Extracted records
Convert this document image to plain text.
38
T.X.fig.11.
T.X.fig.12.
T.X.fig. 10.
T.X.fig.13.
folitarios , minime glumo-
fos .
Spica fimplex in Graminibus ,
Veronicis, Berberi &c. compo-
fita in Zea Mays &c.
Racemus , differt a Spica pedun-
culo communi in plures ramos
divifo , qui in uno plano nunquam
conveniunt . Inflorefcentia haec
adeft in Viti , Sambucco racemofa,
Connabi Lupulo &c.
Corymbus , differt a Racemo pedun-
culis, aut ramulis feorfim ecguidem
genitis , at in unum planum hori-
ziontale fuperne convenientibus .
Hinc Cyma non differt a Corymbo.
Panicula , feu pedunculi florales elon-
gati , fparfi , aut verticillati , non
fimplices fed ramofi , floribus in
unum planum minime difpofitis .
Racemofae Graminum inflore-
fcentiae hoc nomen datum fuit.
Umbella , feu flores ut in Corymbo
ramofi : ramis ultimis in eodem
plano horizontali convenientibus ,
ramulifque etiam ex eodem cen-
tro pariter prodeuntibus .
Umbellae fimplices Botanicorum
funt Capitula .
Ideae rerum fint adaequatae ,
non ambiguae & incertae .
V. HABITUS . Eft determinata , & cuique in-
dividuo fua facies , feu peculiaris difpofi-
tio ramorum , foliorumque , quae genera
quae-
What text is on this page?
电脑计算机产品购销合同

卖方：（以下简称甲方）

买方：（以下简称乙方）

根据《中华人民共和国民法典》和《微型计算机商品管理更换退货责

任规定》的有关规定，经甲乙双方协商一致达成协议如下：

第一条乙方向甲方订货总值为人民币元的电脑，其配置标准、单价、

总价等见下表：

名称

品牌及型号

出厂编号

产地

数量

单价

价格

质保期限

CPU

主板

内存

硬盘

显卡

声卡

- [EXERCISE TASK]:
Copy every line of the material, please, keeping it exactly the same.

- [TASK ANSWER]:
Convert this document image to plain text.
38
T.X.fig.11.
T.X.fig.12.
T.X.fig. 10.
T.X.fig.13.
folitarios , minime glumo-
fos .
Spica fimplex in Graminibus ,
Veronicis, Berberi &c. compo-
fita in Zea Mays &c.
Racemus , differt a Spica pedun-
culo communi in plures ramos
divifo , qui in uno plano nunquam
conveniunt . Inflorefcentia haec
adeft in Viti , Sambucco racemofa,
Connabi Lupulo &c.
Corymbus , differt a Racemo pedun-
culis, aut ramulis feorfim ecguidem
genitis , at in unum planum hori-
ziontale fuperne convenientibus .
Hinc Cyma non differt a Corymbo.
Panicula , feu pedunculi florales elon-
gati , fparfi , aut verticillati , non
fimplices fed ramofi , floribus in
unum planum minime difpofitis .
Racemofae Graminum inflore-
fcentiae hoc nomen datum fuit.
Umbella , feu flores ut in Corymbo
ramofi : ramis ultimis in eodem
plano horizontali convenientibus ,
ramulifque etiam ex eodem cen-
tro pariter prodeuntibus .
Umbellae fimplices Botanicorum
funt Capitula .
Ideae rerum fint adaequatae ,
non ambiguae & incertae .
V. HABITUS . Eft determinata , & cuique in-
dividuo fua facies , feu peculiaris difpofi-
tio ramorum , foliorumque , quae genera
quae-
What text is on this page?
电脑计算机产品购销合同

卖方：（以下简称甲方）

买方：（以下简称乙方）

根据《中华人民共和国民法典》和《微型计算机商品管理更换退货责

任规定》的有关规定，经甲乙双方协商一致达成协议如下：

第一条乙方向甲方订货总值为人民币元的电脑，其配置标准、单价、

总价等见下表：

名称

品牌及型号

出厂编号

产地

数量

单价

价格

质保期限

CPU

主板

内存

硬盘

显卡

声卡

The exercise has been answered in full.